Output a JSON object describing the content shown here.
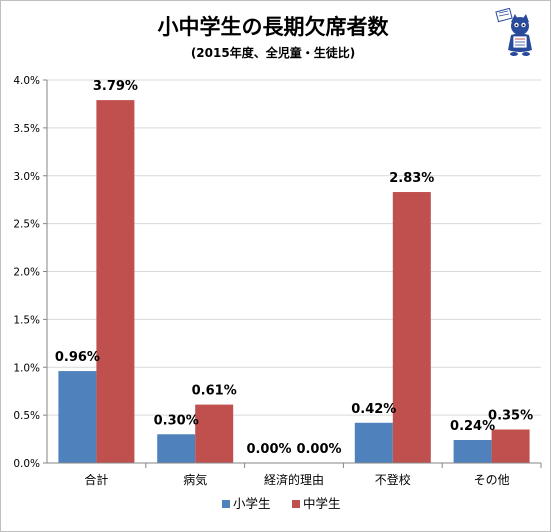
{
  "chart_data": {
    "type": "bar",
    "title": "小中学生の長期欠席者数",
    "subtitle": "(2015年度、全児童・生徒比)",
    "categories": [
      "合計",
      "病気",
      "経済的理由",
      "不登校",
      "その他"
    ],
    "series": [
      {
        "name": "小学生",
        "values": [
          0.96,
          0.3,
          0.0,
          0.42,
          0.24
        ],
        "labels": [
          "0.96%",
          "0.30%",
          "0.00%",
          "0.42%",
          "0.24%"
        ],
        "color": "#4f81bd"
      },
      {
        "name": "中学生",
        "values": [
          3.79,
          0.61,
          0.0,
          2.83,
          0.35
        ],
        "labels": [
          "3.79%",
          "0.61%",
          "0.00%",
          "2.83%",
          "0.35%"
        ],
        "color": "#c0504d"
      }
    ],
    "yticks": [
      "0.0%",
      "0.5%",
      "1.0%",
      "1.5%",
      "2.0%",
      "2.5%",
      "3.0%",
      "3.5%",
      "4.0%"
    ],
    "ylim": [
      0,
      4.0
    ],
    "grid": true,
    "legend": "bottom"
  },
  "decoration": {
    "mascot": "newspaper-cat-mascot-icon"
  }
}
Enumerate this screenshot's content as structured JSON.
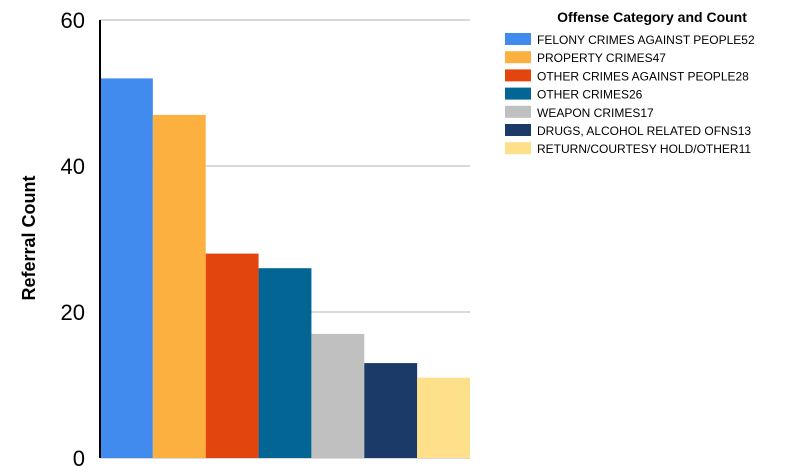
{
  "chart_data": {
    "type": "bar",
    "title": "",
    "xlabel": "",
    "ylabel": "Referral Count",
    "ylim": [
      0,
      60
    ],
    "yticks": [
      0,
      20,
      40,
      60
    ],
    "grid": true,
    "legend": {
      "title": "Offense Category and Count",
      "placement": "right"
    },
    "categories": [
      "FELONY CRIMES AGAINST PEOPLE",
      "PROPERTY CRIMES",
      "OTHER CRIMES AGAINST PEOPLE",
      "OTHER CRIMES",
      "WEAPON CRIMES",
      "DRUGS, ALCOHOL RELATED OFNS",
      "RETURN/COURTESY HOLD/OTHER"
    ],
    "legend_labels": [
      "FELONY CRIMES AGAINST PEOPLE52",
      "PROPERTY CRIMES47",
      "OTHER CRIMES AGAINST PEOPLE28",
      "OTHER CRIMES26",
      "WEAPON CRIMES17",
      "DRUGS, ALCOHOL RELATED OFNS13",
      "RETURN/COURTESY HOLD/OTHER11"
    ],
    "values": [
      52,
      47,
      28,
      26,
      17,
      13,
      11
    ],
    "colors": [
      "#418bee",
      "#fbb040",
      "#e2460e",
      "#036593",
      "#c0c0c0",
      "#1b3a68",
      "#fee08a"
    ]
  }
}
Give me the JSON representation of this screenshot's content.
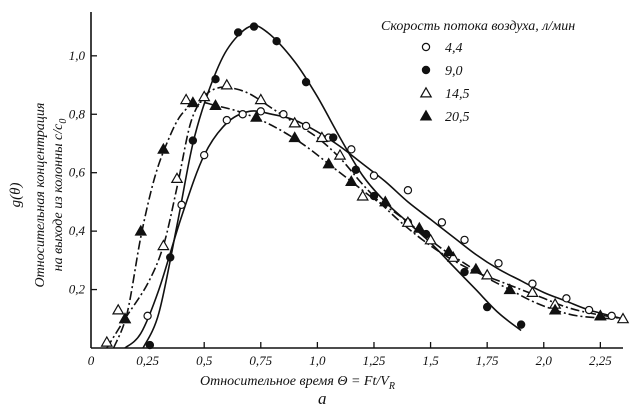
{
  "chart_data": {
    "type": "scatter",
    "panel_label": "a",
    "xlabel": "Относительное время  Θ = Ft/V",
    "xlabel_subscript": "R",
    "ylabel_symbol": "g(θ)",
    "ylabel_line1": "Относительная концентрация",
    "ylabel_line2": "на выходе из колонны c/c",
    "ylabel_subscript": "0",
    "legend_title": "Скорость потока воздуха, л/мин",
    "legend_placement": "top-right",
    "xlim": [
      0,
      2.35
    ],
    "ylim": [
      0,
      1.15
    ],
    "x_ticks": [
      {
        "value": 0,
        "label": "0"
      },
      {
        "value": 0.25,
        "label": "0,25"
      },
      {
        "value": 0.5,
        "label": "0,5"
      },
      {
        "value": 0.75,
        "label": "0,75"
      },
      {
        "value": 1.0,
        "label": "1,0"
      },
      {
        "value": 1.25,
        "label": "1,25"
      },
      {
        "value": 1.5,
        "label": "1,5"
      },
      {
        "value": 1.75,
        "label": "1,75"
      },
      {
        "value": 2.0,
        "label": "2,0"
      },
      {
        "value": 2.25,
        "label": "2,25"
      }
    ],
    "y_ticks": [
      {
        "value": 0.2,
        "label": "0,2"
      },
      {
        "value": 0.4,
        "label": "0,4"
      },
      {
        "value": 0.6,
        "label": "0,6"
      },
      {
        "value": 0.8,
        "label": "0,8"
      },
      {
        "value": 1.0,
        "label": "1,0"
      }
    ],
    "grid": false,
    "series": [
      {
        "name": "4,4",
        "marker": "circle-open",
        "line_style": "solid",
        "points": [
          [
            0.25,
            0.11
          ],
          [
            0.4,
            0.49
          ],
          [
            0.5,
            0.66
          ],
          [
            0.6,
            0.78
          ],
          [
            0.67,
            0.8
          ],
          [
            0.75,
            0.81
          ],
          [
            0.85,
            0.8
          ],
          [
            0.95,
            0.76
          ],
          [
            1.05,
            0.72
          ],
          [
            1.15,
            0.68
          ],
          [
            1.25,
            0.59
          ],
          [
            1.4,
            0.54
          ],
          [
            1.55,
            0.43
          ],
          [
            1.65,
            0.37
          ],
          [
            1.8,
            0.29
          ],
          [
            1.95,
            0.22
          ],
          [
            2.1,
            0.17
          ],
          [
            2.2,
            0.13
          ],
          [
            2.3,
            0.11
          ]
        ],
        "curve": [
          [
            0.15,
            0
          ],
          [
            0.22,
            0.05
          ],
          [
            0.3,
            0.2
          ],
          [
            0.4,
            0.45
          ],
          [
            0.5,
            0.66
          ],
          [
            0.6,
            0.77
          ],
          [
            0.7,
            0.81
          ],
          [
            0.8,
            0.8
          ],
          [
            0.9,
            0.78
          ],
          [
            1.0,
            0.74
          ],
          [
            1.1,
            0.69
          ],
          [
            1.2,
            0.63
          ],
          [
            1.3,
            0.57
          ],
          [
            1.4,
            0.5
          ],
          [
            1.5,
            0.44
          ],
          [
            1.6,
            0.38
          ],
          [
            1.7,
            0.32
          ],
          [
            1.8,
            0.27
          ],
          [
            1.9,
            0.23
          ],
          [
            2.0,
            0.19
          ],
          [
            2.1,
            0.16
          ],
          [
            2.2,
            0.13
          ],
          [
            2.35,
            0.1
          ]
        ]
      },
      {
        "name": "9,0",
        "marker": "circle-filled",
        "line_style": "solid",
        "points": [
          [
            0.26,
            0.01
          ],
          [
            0.35,
            0.31
          ],
          [
            0.45,
            0.71
          ],
          [
            0.55,
            0.92
          ],
          [
            0.65,
            1.08
          ],
          [
            0.72,
            1.1
          ],
          [
            0.82,
            1.05
          ],
          [
            0.95,
            0.91
          ],
          [
            1.07,
            0.72
          ],
          [
            1.17,
            0.61
          ],
          [
            1.25,
            0.52
          ],
          [
            1.4,
            0.43
          ],
          [
            1.48,
            0.39
          ],
          [
            1.65,
            0.26
          ],
          [
            1.75,
            0.14
          ],
          [
            1.9,
            0.08
          ]
        ],
        "curve": [
          [
            0.23,
            0
          ],
          [
            0.3,
            0.12
          ],
          [
            0.38,
            0.42
          ],
          [
            0.45,
            0.7
          ],
          [
            0.52,
            0.88
          ],
          [
            0.6,
            1.02
          ],
          [
            0.7,
            1.1
          ],
          [
            0.78,
            1.08
          ],
          [
            0.9,
            0.98
          ],
          [
            1.0,
            0.86
          ],
          [
            1.1,
            0.72
          ],
          [
            1.2,
            0.59
          ],
          [
            1.3,
            0.5
          ],
          [
            1.4,
            0.43
          ],
          [
            1.5,
            0.36
          ],
          [
            1.6,
            0.28
          ],
          [
            1.7,
            0.2
          ],
          [
            1.8,
            0.12
          ],
          [
            1.9,
            0.06
          ]
        ]
      },
      {
        "name": "14,5",
        "marker": "triangle-open",
        "line_style": "dashed",
        "points": [
          [
            0.07,
            0.02
          ],
          [
            0.12,
            0.13
          ],
          [
            0.15,
            0.1
          ],
          [
            0.32,
            0.35
          ],
          [
            0.38,
            0.58
          ],
          [
            0.42,
            0.85
          ],
          [
            0.5,
            0.86
          ],
          [
            0.6,
            0.9
          ],
          [
            0.75,
            0.85
          ],
          [
            0.9,
            0.77
          ],
          [
            1.02,
            0.72
          ],
          [
            1.1,
            0.66
          ],
          [
            1.2,
            0.52
          ],
          [
            1.4,
            0.43
          ],
          [
            1.5,
            0.37
          ],
          [
            1.6,
            0.31
          ],
          [
            1.75,
            0.25
          ],
          [
            1.95,
            0.19
          ],
          [
            2.05,
            0.15
          ],
          [
            2.25,
            0.11
          ],
          [
            2.35,
            0.1
          ]
        ],
        "curve": [
          [
            0.07,
            0
          ],
          [
            0.15,
            0.1
          ],
          [
            0.25,
            0.22
          ],
          [
            0.32,
            0.35
          ],
          [
            0.38,
            0.55
          ],
          [
            0.44,
            0.77
          ],
          [
            0.5,
            0.86
          ],
          [
            0.56,
            0.89
          ],
          [
            0.62,
            0.89
          ],
          [
            0.7,
            0.87
          ],
          [
            0.8,
            0.82
          ],
          [
            0.9,
            0.77
          ],
          [
            1.0,
            0.72
          ],
          [
            1.1,
            0.65
          ],
          [
            1.2,
            0.56
          ],
          [
            1.3,
            0.48
          ],
          [
            1.4,
            0.41
          ],
          [
            1.5,
            0.35
          ],
          [
            1.6,
            0.3
          ],
          [
            1.7,
            0.26
          ],
          [
            1.8,
            0.23
          ],
          [
            1.9,
            0.2
          ],
          [
            2.0,
            0.17
          ],
          [
            2.1,
            0.14
          ],
          [
            2.2,
            0.12
          ],
          [
            2.35,
            0.1
          ]
        ]
      },
      {
        "name": "20,5",
        "marker": "triangle-filled",
        "line_style": "dashed",
        "points": [
          [
            0.15,
            0.1
          ],
          [
            0.22,
            0.4
          ],
          [
            0.32,
            0.68
          ],
          [
            0.45,
            0.84
          ],
          [
            0.55,
            0.83
          ],
          [
            0.73,
            0.79
          ],
          [
            0.9,
            0.72
          ],
          [
            1.05,
            0.63
          ],
          [
            1.15,
            0.57
          ],
          [
            1.3,
            0.5
          ],
          [
            1.45,
            0.41
          ],
          [
            1.58,
            0.33
          ],
          [
            1.7,
            0.27
          ],
          [
            1.85,
            0.2
          ],
          [
            2.05,
            0.13
          ],
          [
            2.25,
            0.11
          ]
        ],
        "curve": [
          [
            0.1,
            0
          ],
          [
            0.16,
            0.12
          ],
          [
            0.22,
            0.38
          ],
          [
            0.28,
            0.58
          ],
          [
            0.34,
            0.71
          ],
          [
            0.4,
            0.8
          ],
          [
            0.47,
            0.84
          ],
          [
            0.55,
            0.83
          ],
          [
            0.65,
            0.81
          ],
          [
            0.75,
            0.78
          ],
          [
            0.85,
            0.74
          ],
          [
            0.95,
            0.69
          ],
          [
            1.05,
            0.63
          ],
          [
            1.15,
            0.57
          ],
          [
            1.25,
            0.51
          ],
          [
            1.35,
            0.46
          ],
          [
            1.45,
            0.4
          ],
          [
            1.55,
            0.34
          ],
          [
            1.65,
            0.29
          ],
          [
            1.75,
            0.24
          ],
          [
            1.85,
            0.2
          ],
          [
            1.95,
            0.16
          ],
          [
            2.05,
            0.13
          ],
          [
            2.15,
            0.11
          ],
          [
            2.3,
            0.1
          ]
        ]
      }
    ]
  }
}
-------------------------
Where a line in the entries holds "screenshot", copy that line.

Enumerate this screenshot's content as structured JSON.
Give me the JSON representation of this screenshot's content.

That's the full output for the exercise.